▶ _Goal_
Transcribe the entries that follow exactly as they appear, minus pictures.

# # # # # # #

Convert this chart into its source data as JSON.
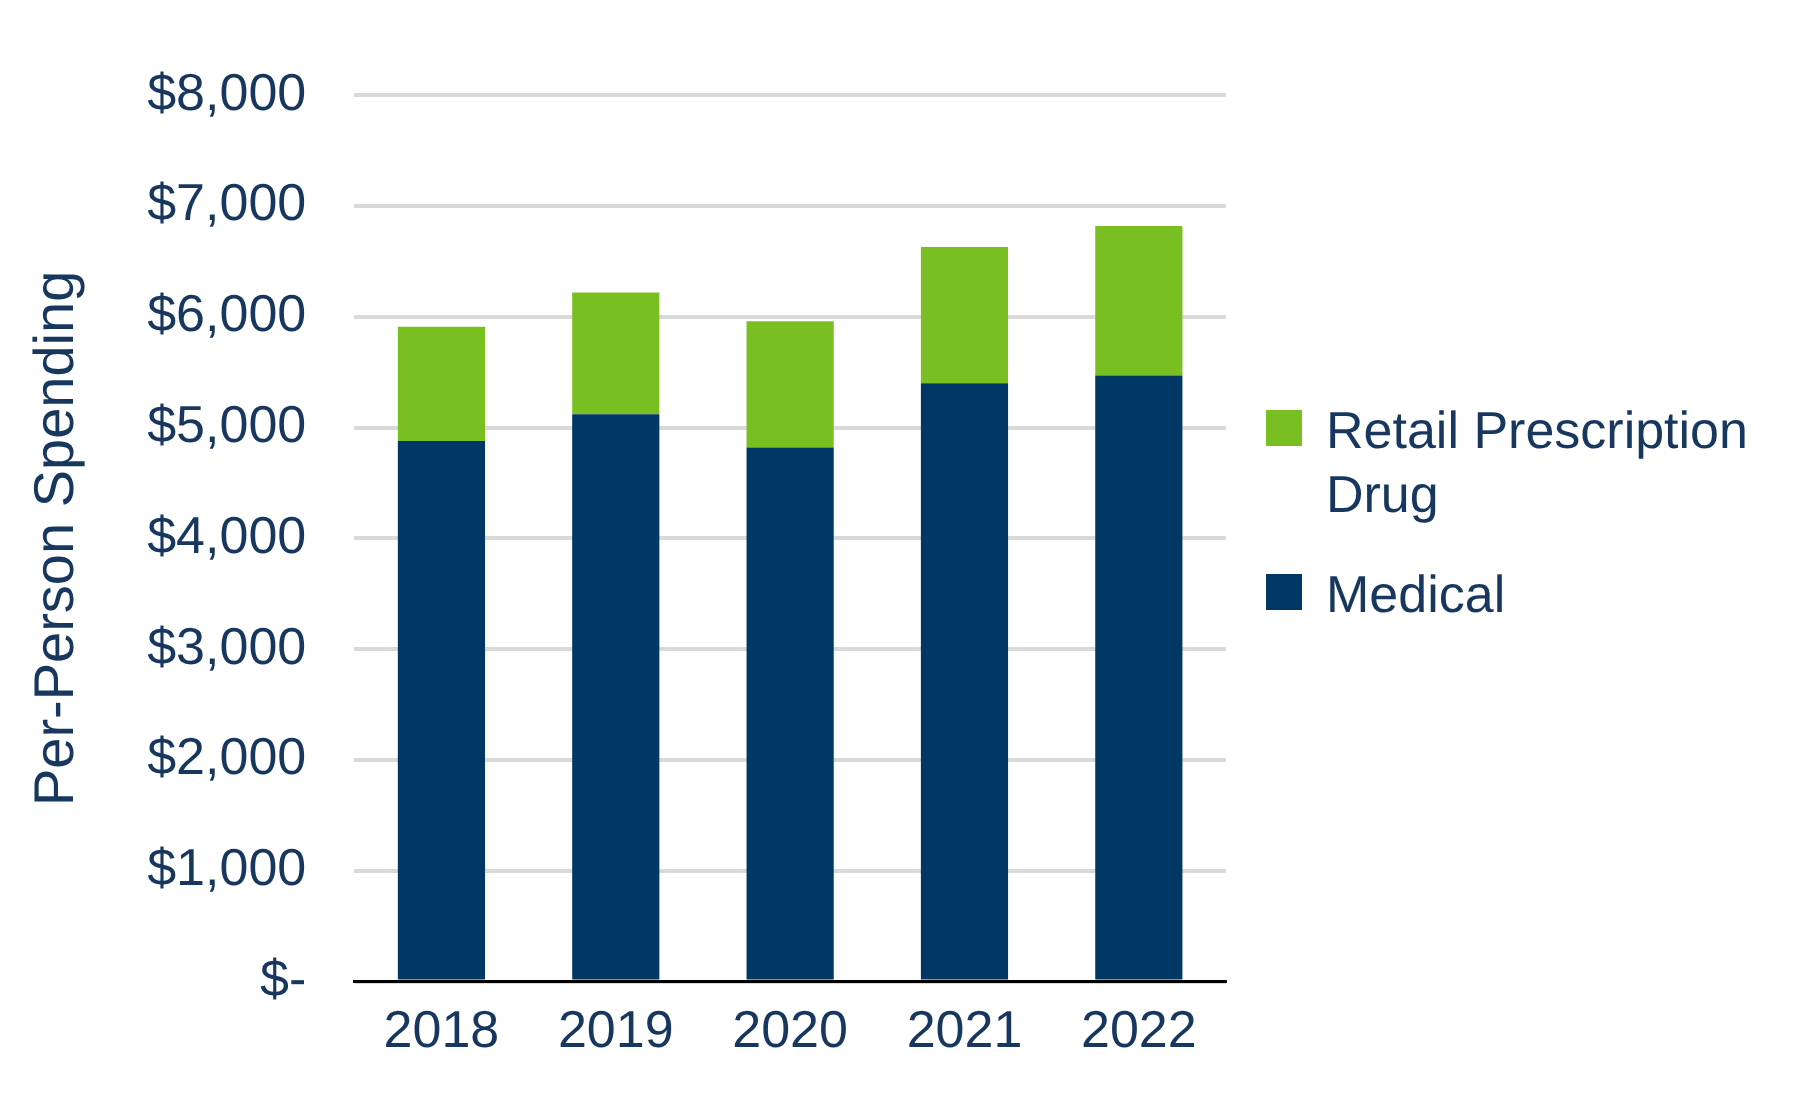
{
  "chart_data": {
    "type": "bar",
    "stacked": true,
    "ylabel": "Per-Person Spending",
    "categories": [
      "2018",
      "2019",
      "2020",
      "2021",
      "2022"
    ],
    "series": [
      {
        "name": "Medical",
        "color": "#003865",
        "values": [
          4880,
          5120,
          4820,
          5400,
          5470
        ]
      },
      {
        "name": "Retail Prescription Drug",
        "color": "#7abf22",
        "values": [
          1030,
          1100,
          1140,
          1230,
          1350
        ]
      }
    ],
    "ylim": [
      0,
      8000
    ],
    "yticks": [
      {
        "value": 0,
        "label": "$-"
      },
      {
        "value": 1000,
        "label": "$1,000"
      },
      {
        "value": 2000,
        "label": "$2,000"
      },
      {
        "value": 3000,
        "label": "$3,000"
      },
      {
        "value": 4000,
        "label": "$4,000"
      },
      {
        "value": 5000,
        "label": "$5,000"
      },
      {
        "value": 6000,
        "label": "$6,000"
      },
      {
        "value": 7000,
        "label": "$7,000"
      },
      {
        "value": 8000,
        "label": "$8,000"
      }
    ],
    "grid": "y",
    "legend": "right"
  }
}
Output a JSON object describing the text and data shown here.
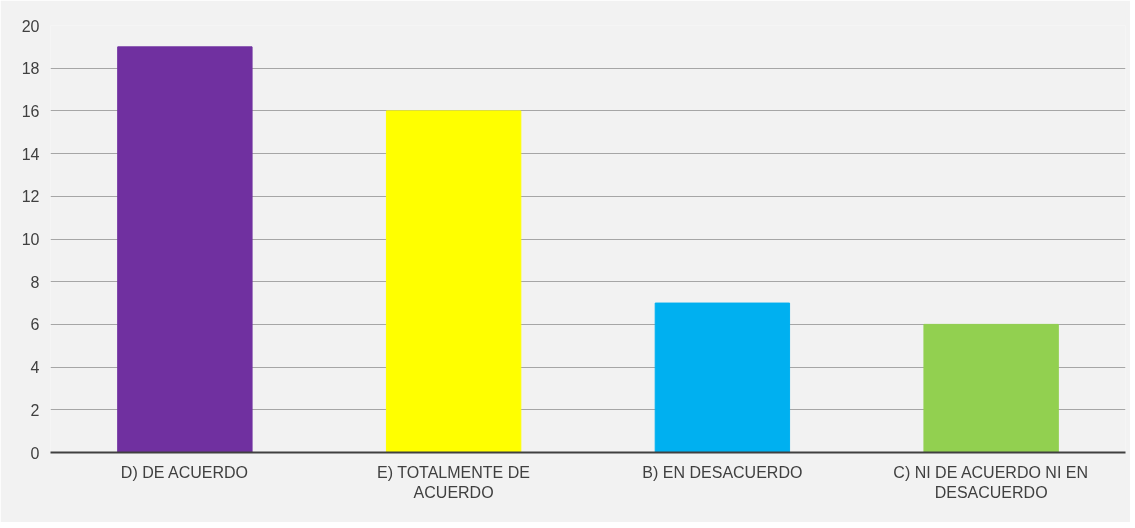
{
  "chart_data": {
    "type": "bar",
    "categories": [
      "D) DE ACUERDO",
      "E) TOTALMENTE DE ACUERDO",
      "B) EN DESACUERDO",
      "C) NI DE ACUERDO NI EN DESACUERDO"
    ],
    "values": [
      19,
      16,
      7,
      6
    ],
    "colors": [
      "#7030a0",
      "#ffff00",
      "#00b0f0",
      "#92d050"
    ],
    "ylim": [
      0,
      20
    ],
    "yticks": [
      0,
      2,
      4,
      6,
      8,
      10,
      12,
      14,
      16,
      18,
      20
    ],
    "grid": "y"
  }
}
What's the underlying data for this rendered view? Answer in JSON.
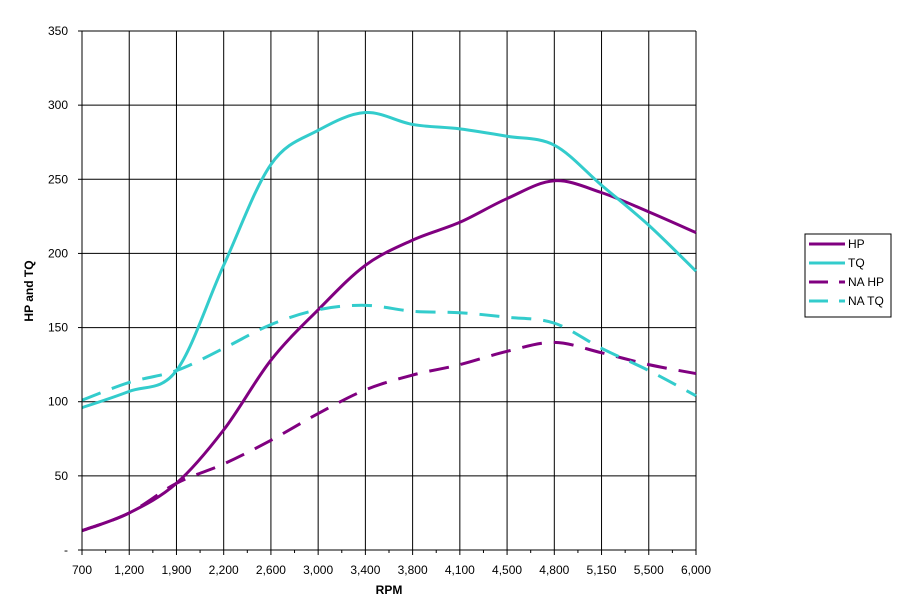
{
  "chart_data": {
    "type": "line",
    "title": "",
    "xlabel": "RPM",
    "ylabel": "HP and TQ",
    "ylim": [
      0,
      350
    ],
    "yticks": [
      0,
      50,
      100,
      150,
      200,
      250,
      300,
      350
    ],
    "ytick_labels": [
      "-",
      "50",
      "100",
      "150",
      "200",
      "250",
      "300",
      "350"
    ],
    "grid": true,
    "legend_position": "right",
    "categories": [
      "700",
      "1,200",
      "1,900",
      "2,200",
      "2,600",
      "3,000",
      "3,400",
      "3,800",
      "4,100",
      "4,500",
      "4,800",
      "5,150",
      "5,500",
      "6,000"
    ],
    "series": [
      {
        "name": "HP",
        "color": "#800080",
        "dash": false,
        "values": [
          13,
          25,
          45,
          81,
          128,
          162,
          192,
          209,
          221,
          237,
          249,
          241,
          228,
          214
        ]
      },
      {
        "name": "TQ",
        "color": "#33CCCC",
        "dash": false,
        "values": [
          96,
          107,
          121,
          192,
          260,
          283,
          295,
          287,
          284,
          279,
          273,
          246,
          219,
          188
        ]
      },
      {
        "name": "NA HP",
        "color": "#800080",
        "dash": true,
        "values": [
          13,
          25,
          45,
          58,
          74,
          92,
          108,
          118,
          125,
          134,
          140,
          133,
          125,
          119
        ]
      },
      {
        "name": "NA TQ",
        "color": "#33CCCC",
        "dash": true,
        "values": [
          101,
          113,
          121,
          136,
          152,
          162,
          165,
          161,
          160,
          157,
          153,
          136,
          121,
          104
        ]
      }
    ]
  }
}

# # # # # # #

▶ _Exercise response_
Convert this chart into its source data as JSON.
{
  "chart_data": {
    "type": "bar",
    "stacked": true,
    "ylabel": "Per-Person Spending",
    "categories": [
      "2018",
      "2019",
      "2020",
      "2021",
      "2022"
    ],
    "series": [
      {
        "name": "Medical",
        "color": "#003865",
        "values": [
          4880,
          5120,
          4820,
          5400,
          5470
        ]
      },
      {
        "name": "Retail Prescription Drug",
        "color": "#7abf22",
        "values": [
          1030,
          1100,
          1140,
          1230,
          1350
        ]
      }
    ],
    "ylim": [
      0,
      8000
    ],
    "yticks": [
      {
        "value": 0,
        "label": "$-"
      },
      {
        "value": 1000,
        "label": "$1,000"
      },
      {
        "value": 2000,
        "label": "$2,000"
      },
      {
        "value": 3000,
        "label": "$3,000"
      },
      {
        "value": 4000,
        "label": "$4,000"
      },
      {
        "value": 5000,
        "label": "$5,000"
      },
      {
        "value": 6000,
        "label": "$6,000"
      },
      {
        "value": 7000,
        "label": "$7,000"
      },
      {
        "value": 8000,
        "label": "$8,000"
      }
    ],
    "grid": "y",
    "legend": "right"
  }
}
Output a JSON object describing the text and data shown here.
{
  "chart_data": {
    "type": "bar",
    "categories": [
      "D) DE ACUERDO",
      "E) TOTALMENTE DE ACUERDO",
      "B) EN DESACUERDO",
      "C) NI DE ACUERDO NI EN DESACUERDO"
    ],
    "values": [
      19,
      16,
      7,
      6
    ],
    "colors": [
      "#7030a0",
      "#ffff00",
      "#00b0f0",
      "#92d050"
    ],
    "ylim": [
      0,
      20
    ],
    "yticks": [
      0,
      2,
      4,
      6,
      8,
      10,
      12,
      14,
      16,
      18,
      20
    ],
    "grid": "y"
  }
}
What's the underlying data for this rendered view? Answer in JSON.
{
  "chart_data": {
    "type": "line",
    "title": "",
    "xlabel": "RPM",
    "ylabel": "HP and TQ",
    "ylim": [
      0,
      350
    ],
    "yticks": [
      0,
      50,
      100,
      150,
      200,
      250,
      300,
      350
    ],
    "ytick_labels": [
      "-",
      "50",
      "100",
      "150",
      "200",
      "250",
      "300",
      "350"
    ],
    "grid": true,
    "legend_position": "right",
    "categories": [
      "700",
      "1,200",
      "1,900",
      "2,200",
      "2,600",
      "3,000",
      "3,400",
      "3,800",
      "4,100",
      "4,500",
      "4,800",
      "5,150",
      "5,500",
      "6,000"
    ],
    "series": [
      {
        "name": "HP",
        "color": "#800080",
        "dash": false,
        "values": [
          13,
          25,
          45,
          81,
          128,
          162,
          192,
          209,
          221,
          237,
          249,
          241,
          228,
          214
        ]
      },
      {
        "name": "TQ",
        "color": "#33CCCC",
        "dash": false,
        "values": [
          96,
          107,
          121,
          192,
          260,
          283,
          295,
          287,
          284,
          279,
          273,
          246,
          219,
          188
        ]
      },
      {
        "name": "NA HP",
        "color": "#800080",
        "dash": true,
        "values": [
          13,
          25,
          45,
          58,
          74,
          92,
          108,
          118,
          125,
          134,
          140,
          133,
          125,
          119
        ]
      },
      {
        "name": "NA TQ",
        "color": "#33CCCC",
        "dash": true,
        "values": [
          101,
          113,
          121,
          136,
          152,
          162,
          165,
          161,
          160,
          157,
          153,
          136,
          121,
          104
        ]
      }
    ]
  }
}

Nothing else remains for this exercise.